- **What you are asked to do**: Look below. Copy each line that has "this" in it.

- **Material provided**:
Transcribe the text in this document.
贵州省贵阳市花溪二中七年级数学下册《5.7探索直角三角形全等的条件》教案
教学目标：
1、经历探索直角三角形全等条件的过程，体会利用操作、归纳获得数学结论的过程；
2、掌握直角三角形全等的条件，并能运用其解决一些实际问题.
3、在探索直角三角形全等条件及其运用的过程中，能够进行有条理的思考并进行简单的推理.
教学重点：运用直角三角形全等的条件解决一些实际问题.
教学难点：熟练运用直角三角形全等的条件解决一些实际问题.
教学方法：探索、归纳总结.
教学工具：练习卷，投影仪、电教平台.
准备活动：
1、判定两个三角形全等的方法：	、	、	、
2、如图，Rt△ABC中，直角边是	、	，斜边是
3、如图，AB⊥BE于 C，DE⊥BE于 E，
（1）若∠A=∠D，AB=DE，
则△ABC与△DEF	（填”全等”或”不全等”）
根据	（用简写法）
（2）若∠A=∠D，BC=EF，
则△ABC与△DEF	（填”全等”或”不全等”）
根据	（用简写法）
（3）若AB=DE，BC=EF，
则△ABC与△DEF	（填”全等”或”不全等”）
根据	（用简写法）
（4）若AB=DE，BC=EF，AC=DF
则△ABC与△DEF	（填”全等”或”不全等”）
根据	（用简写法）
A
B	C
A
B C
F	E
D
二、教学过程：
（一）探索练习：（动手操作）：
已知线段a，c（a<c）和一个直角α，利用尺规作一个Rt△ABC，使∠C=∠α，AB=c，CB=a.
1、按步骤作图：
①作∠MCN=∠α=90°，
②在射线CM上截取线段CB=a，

---

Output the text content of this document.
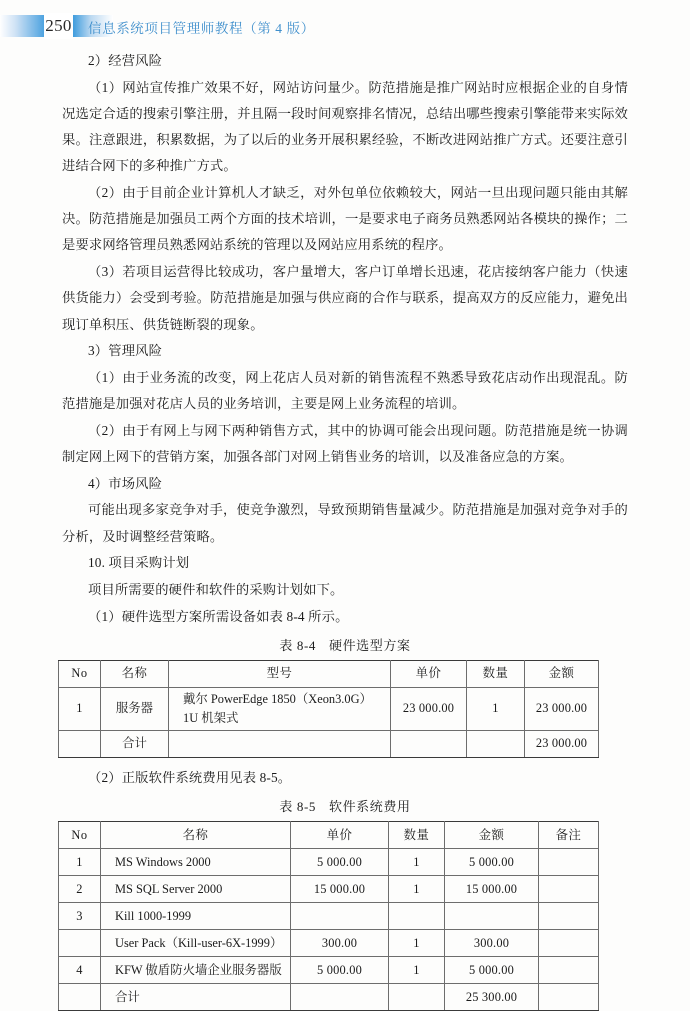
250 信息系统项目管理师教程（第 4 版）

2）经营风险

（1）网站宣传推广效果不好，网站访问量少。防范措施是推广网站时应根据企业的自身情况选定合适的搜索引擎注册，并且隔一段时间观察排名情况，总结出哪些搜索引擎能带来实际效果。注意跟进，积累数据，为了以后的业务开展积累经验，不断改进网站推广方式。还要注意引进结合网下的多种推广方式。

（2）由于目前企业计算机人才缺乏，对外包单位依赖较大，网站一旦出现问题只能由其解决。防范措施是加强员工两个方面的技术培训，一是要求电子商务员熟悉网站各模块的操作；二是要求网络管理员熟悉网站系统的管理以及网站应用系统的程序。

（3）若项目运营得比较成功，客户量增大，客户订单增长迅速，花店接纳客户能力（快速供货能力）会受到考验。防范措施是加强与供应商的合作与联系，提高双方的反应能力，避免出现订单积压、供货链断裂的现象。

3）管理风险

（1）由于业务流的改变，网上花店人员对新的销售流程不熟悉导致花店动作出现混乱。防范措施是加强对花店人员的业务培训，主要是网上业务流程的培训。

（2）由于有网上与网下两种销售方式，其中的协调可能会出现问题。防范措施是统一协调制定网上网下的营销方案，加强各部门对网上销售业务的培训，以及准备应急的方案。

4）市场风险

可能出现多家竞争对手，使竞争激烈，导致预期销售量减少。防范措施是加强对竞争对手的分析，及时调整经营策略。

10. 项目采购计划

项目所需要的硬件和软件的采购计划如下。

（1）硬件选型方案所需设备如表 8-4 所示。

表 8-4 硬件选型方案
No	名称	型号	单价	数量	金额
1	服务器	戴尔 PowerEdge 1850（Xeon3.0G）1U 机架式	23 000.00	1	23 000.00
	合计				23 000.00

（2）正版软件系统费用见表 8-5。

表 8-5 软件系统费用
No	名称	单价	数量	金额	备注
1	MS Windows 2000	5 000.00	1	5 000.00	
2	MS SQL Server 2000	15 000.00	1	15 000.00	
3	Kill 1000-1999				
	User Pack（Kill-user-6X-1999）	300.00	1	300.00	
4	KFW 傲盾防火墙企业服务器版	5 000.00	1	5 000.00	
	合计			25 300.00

- **Finished answer**:
Transcribe the text in this document.
Output the text content of this document.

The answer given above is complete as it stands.